Data supplied:
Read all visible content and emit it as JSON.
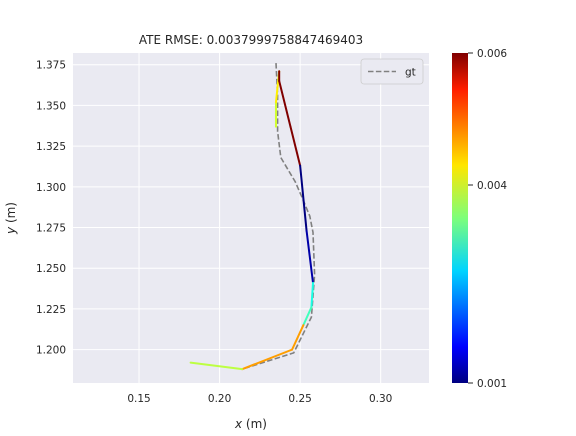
{
  "chart_data": {
    "type": "line",
    "title": "ATE RMSE: 0.0037999758847469403",
    "xlabel_var": "x",
    "xlabel_unit": " (m)",
    "ylabel_var": "y",
    "ylabel_unit": " (m)",
    "xlim": [
      0.109,
      0.33
    ],
    "ylim": [
      1.1795,
      1.3822
    ],
    "xticks": [
      {
        "v": 0.15,
        "label": "0.15"
      },
      {
        "v": 0.2,
        "label": "0.20"
      },
      {
        "v": 0.25,
        "label": "0.25"
      },
      {
        "v": 0.3,
        "label": "0.30"
      }
    ],
    "yticks": [
      {
        "v": 1.2,
        "label": "1.200"
      },
      {
        "v": 1.225,
        "label": "1.225"
      },
      {
        "v": 1.25,
        "label": "1.250"
      },
      {
        "v": 1.275,
        "label": "1.275"
      },
      {
        "v": 1.3,
        "label": "1.300"
      },
      {
        "v": 1.325,
        "label": "1.325"
      },
      {
        "v": 1.35,
        "label": "1.350"
      },
      {
        "v": 1.375,
        "label": "1.375"
      }
    ],
    "grid": true,
    "legend": {
      "position": "top-right",
      "entries": [
        {
          "label": "gt",
          "style": "dashed",
          "color": "#808080"
        }
      ]
    },
    "gt_series": {
      "name": "gt",
      "color": "#808080",
      "x": [
        0.235,
        0.236,
        0.236,
        0.238,
        0.247,
        0.251,
        0.256,
        0.258,
        0.259,
        0.257,
        0.253,
        0.246,
        0.214
      ],
      "y": [
        1.376,
        1.356,
        1.334,
        1.318,
        1.303,
        1.294,
        1.282,
        1.272,
        1.246,
        1.22,
        1.212,
        1.198,
        1.188
      ]
    },
    "est_series": {
      "x": [
        0.235,
        0.235,
        0.237,
        0.237,
        0.244,
        0.25,
        0.254,
        0.258,
        0.257,
        0.252,
        0.245,
        0.214,
        0.182
      ],
      "y": [
        1.337,
        1.352,
        1.371,
        1.365,
        1.337,
        1.313,
        1.273,
        1.241,
        1.226,
        1.215,
        1.2,
        1.188,
        1.192
      ],
      "error": [
        0.0039,
        0.0042,
        0.006,
        0.006,
        0.006,
        0.001,
        0.0012,
        0.003,
        0.0032,
        0.0046,
        0.0046,
        0.0038,
        0.001
      ]
    },
    "colorbar": {
      "min": 0.001,
      "max": 0.006,
      "ticks": [
        {
          "v": 0.006,
          "label": "0.006"
        },
        {
          "v": 0.004,
          "label": "0.004"
        },
        {
          "v": 0.001,
          "label": "0.001"
        }
      ],
      "colormap": "jet"
    }
  }
}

Exercise: Copy the data exactly. Any picture it contains is to be omitted.

Solution:
Read all visible content and emit it as JSON.
{
  "chart_data": {
    "type": "line",
    "title": "ATE RMSE: 0.0037999758847469403",
    "xlabel_var": "x",
    "xlabel_unit": " (m)",
    "ylabel_var": "y",
    "ylabel_unit": " (m)",
    "xlim": [
      0.109,
      0.33
    ],
    "ylim": [
      1.1795,
      1.3822
    ],
    "xticks": [
      {
        "v": 0.15,
        "label": "0.15"
      },
      {
        "v": 0.2,
        "label": "0.20"
      },
      {
        "v": 0.25,
        "label": "0.25"
      },
      {
        "v": 0.3,
        "label": "0.30"
      }
    ],
    "yticks": [
      {
        "v": 1.2,
        "label": "1.200"
      },
      {
        "v": 1.225,
        "label": "1.225"
      },
      {
        "v": 1.25,
        "label": "1.250"
      },
      {
        "v": 1.275,
        "label": "1.275"
      },
      {
        "v": 1.3,
        "label": "1.300"
      },
      {
        "v": 1.325,
        "label": "1.325"
      },
      {
        "v": 1.35,
        "label": "1.350"
      },
      {
        "v": 1.375,
        "label": "1.375"
      }
    ],
    "grid": true,
    "legend": {
      "position": "top-right",
      "entries": [
        {
          "label": "gt",
          "style": "dashed",
          "color": "#808080"
        }
      ]
    },
    "gt_series": {
      "name": "gt",
      "color": "#808080",
      "x": [
        0.235,
        0.236,
        0.236,
        0.238,
        0.247,
        0.251,
        0.256,
        0.258,
        0.259,
        0.257,
        0.253,
        0.246,
        0.214
      ],
      "y": [
        1.376,
        1.356,
        1.334,
        1.318,
        1.303,
        1.294,
        1.282,
        1.272,
        1.246,
        1.22,
        1.212,
        1.198,
        1.188
      ]
    },
    "est_series": {
      "x": [
        0.235,
        0.235,
        0.237,
        0.237,
        0.244,
        0.25,
        0.254,
        0.258,
        0.257,
        0.252,
        0.245,
        0.214,
        0.182
      ],
      "y": [
        1.337,
        1.352,
        1.371,
        1.365,
        1.337,
        1.313,
        1.273,
        1.241,
        1.226,
        1.215,
        1.2,
        1.188,
        1.192
      ],
      "error": [
        0.0039,
        0.0042,
        0.006,
        0.006,
        0.006,
        0.001,
        0.0012,
        0.003,
        0.0032,
        0.0046,
        0.0046,
        0.0038,
        0.001
      ]
    },
    "colorbar": {
      "min": 0.001,
      "max": 0.006,
      "ticks": [
        {
          "v": 0.006,
          "label": "0.006"
        },
        {
          "v": 0.004,
          "label": "0.004"
        },
        {
          "v": 0.001,
          "label": "0.001"
        }
      ],
      "colormap": "jet"
    }
  }
}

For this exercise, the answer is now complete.